(Extracted records)
- - - - -
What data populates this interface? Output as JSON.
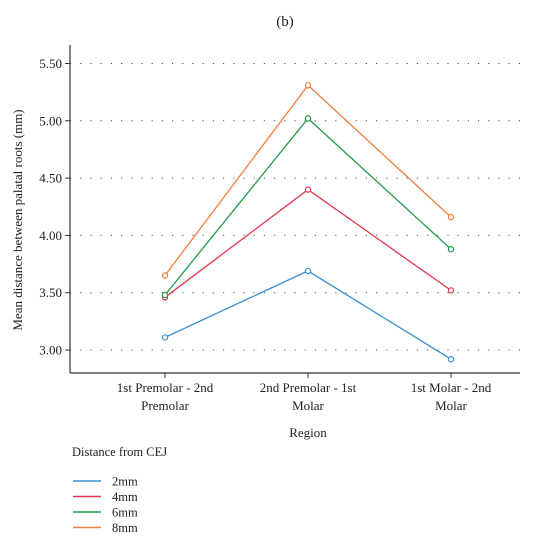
{
  "chart_data": {
    "type": "line",
    "panel_label": "(b)",
    "xlabel": "Region",
    "ylabel": "Mean distance between palatal roots (mm)",
    "categories": [
      [
        "1st Premolar - 2nd",
        "Premolar"
      ],
      [
        "2nd Premolar - 1st",
        "Molar"
      ],
      [
        "1st Molar - 2nd",
        "Molar"
      ]
    ],
    "ylim": [
      2.8,
      5.65
    ],
    "yticks": [
      "3.00",
      "3.50",
      "4.00",
      "4.50",
      "5.00",
      "5.50"
    ],
    "grid": "horizontal-dotted",
    "legend_title": "Distance from CEJ",
    "legend_position": "bottom-left",
    "series": [
      {
        "name": "2mm",
        "color": "#3a8fd0",
        "values": [
          3.11,
          3.69,
          2.92
        ]
      },
      {
        "name": "4mm",
        "color": "#e0364d",
        "values": [
          3.46,
          4.4,
          3.52
        ]
      },
      {
        "name": "6mm",
        "color": "#1e9a4c",
        "values": [
          3.48,
          5.02,
          3.88
        ]
      },
      {
        "name": "8mm",
        "color": "#f07d3c",
        "values": [
          3.65,
          5.31,
          4.16
        ]
      }
    ]
  }
}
- - - - -
Verbatim reproduction of every record is required; images are left out.

What data populates this interface? Output as JSON.
{
  "chart_data": {
    "type": "line",
    "panel_label": "(b)",
    "xlabel": "Region",
    "ylabel": "Mean distance between palatal roots (mm)",
    "categories": [
      [
        "1st Premolar - 2nd",
        "Premolar"
      ],
      [
        "2nd Premolar - 1st",
        "Molar"
      ],
      [
        "1st Molar - 2nd",
        "Molar"
      ]
    ],
    "ylim": [
      2.8,
      5.65
    ],
    "yticks": [
      "3.00",
      "3.50",
      "4.00",
      "4.50",
      "5.00",
      "5.50"
    ],
    "grid": "horizontal-dotted",
    "legend_title": "Distance from CEJ",
    "legend_position": "bottom-left",
    "series": [
      {
        "name": "2mm",
        "color": "#3a8fd0",
        "values": [
          3.11,
          3.69,
          2.92
        ]
      },
      {
        "name": "4mm",
        "color": "#e0364d",
        "values": [
          3.46,
          4.4,
          3.52
        ]
      },
      {
        "name": "6mm",
        "color": "#1e9a4c",
        "values": [
          3.48,
          5.02,
          3.88
        ]
      },
      {
        "name": "8mm",
        "color": "#f07d3c",
        "values": [
          3.65,
          5.31,
          4.16
        ]
      }
    ]
  }
}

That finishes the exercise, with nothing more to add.